◆ **The request**: Pictures don't belong in the copy; print all the records exactly.

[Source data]
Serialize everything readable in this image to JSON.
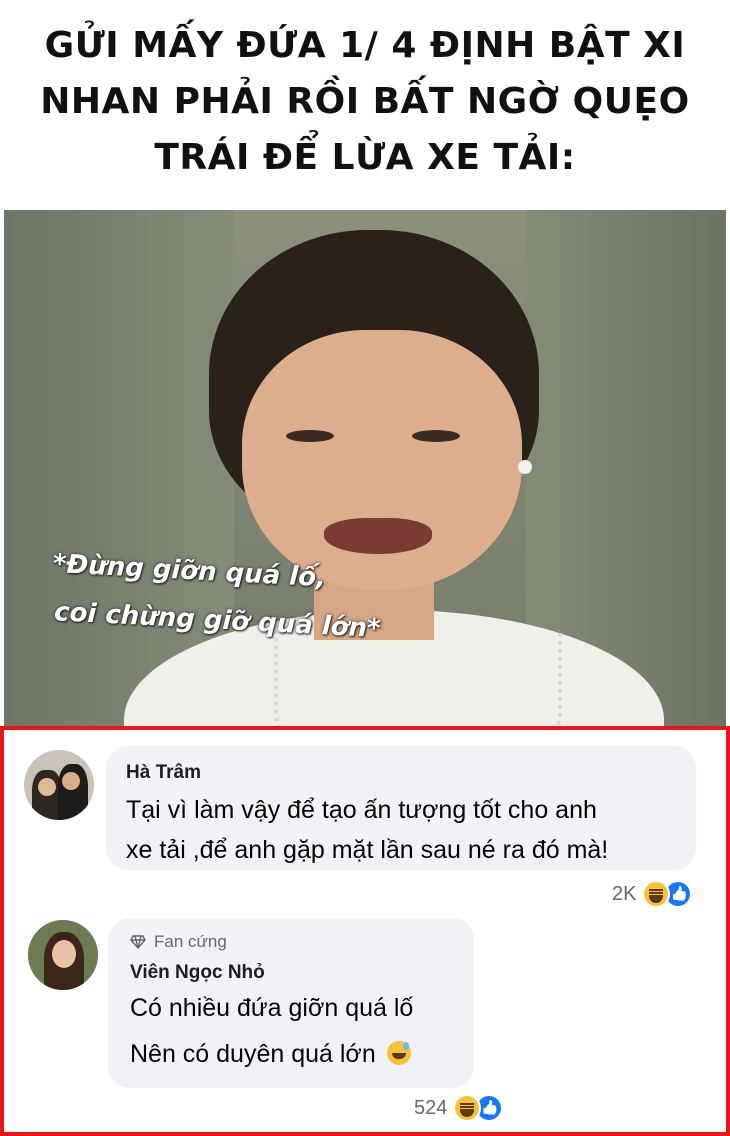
{
  "headline": {
    "text": "GỬI MẤY ĐỨA 1/ 4 ĐỊNH BẬT XI\nNHAN PHẢI RỒI BẤT NGỜ QUẸO\nTRÁI ĐỂ LỪA XE TẢI:"
  },
  "photo": {
    "caption_line1": "*Đừng giỡn quá lố,",
    "caption_line2": "coi chừng giỡ quá lớn*"
  },
  "comments": [
    {
      "author": "Hà Trâm",
      "line1": "Tại vì làm vậy để tạo ấn tượng tốt cho anh",
      "line2": "xe tải ,để anh gặp mặt lần sau né ra đó mà!",
      "reaction_count": "2K",
      "reaction_icons": [
        "haha-icon",
        "like-icon"
      ]
    },
    {
      "badge": "Fan cứng",
      "badge_icon": "diamond-icon",
      "author": "Viên Ngọc Nhỏ",
      "line1": "Có nhiều đứa giỡn quá lố",
      "line2": "Nên có duyên quá lớn",
      "line2_emoji": "sweat-smile-emoji",
      "reaction_count": "524",
      "reaction_icons": [
        "haha-icon",
        "like-icon"
      ]
    }
  ],
  "colors": {
    "highlight_border": "#e8151b",
    "bubble_bg": "#f0f2f5",
    "like_blue": "#1877f2",
    "haha_yellow": "#f7c23a"
  }
}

◆ **Task solution**:
Serialize everything readable in this image to JSON.
{
  "headline": {
    "text": "GỬI MẤY ĐỨA 1/ 4 ĐỊNH BẬT XI\nNHAN PHẢI RỒI BẤT NGỜ QUẸO\nTRÁI ĐỂ LỪA XE TẢI:"
  },
  "photo": {
    "caption_line1": "*Đừng giỡn quá lố,",
    "caption_line2": "coi chừng giỡ quá lớn*"
  },
  "comments": [
    {
      "author": "Hà Trâm",
      "line1": "Tại vì làm vậy để tạo ấn tượng tốt cho anh",
      "line2": "xe tải ,để anh gặp mặt lần sau né ra đó mà!",
      "reaction_count": "2K",
      "reaction_icons": [
        "haha-icon",
        "like-icon"
      ]
    },
    {
      "badge": "Fan cứng",
      "badge_icon": "diamond-icon",
      "author": "Viên Ngọc Nhỏ",
      "line1": "Có nhiều đứa giỡn quá lố",
      "line2": "Nên có duyên quá lớn",
      "line2_emoji": "sweat-smile-emoji",
      "reaction_count": "524",
      "reaction_icons": [
        "haha-icon",
        "like-icon"
      ]
    }
  ],
  "colors": {
    "highlight_border": "#e8151b",
    "bubble_bg": "#f0f2f5",
    "like_blue": "#1877f2",
    "haha_yellow": "#f7c23a"
  }
}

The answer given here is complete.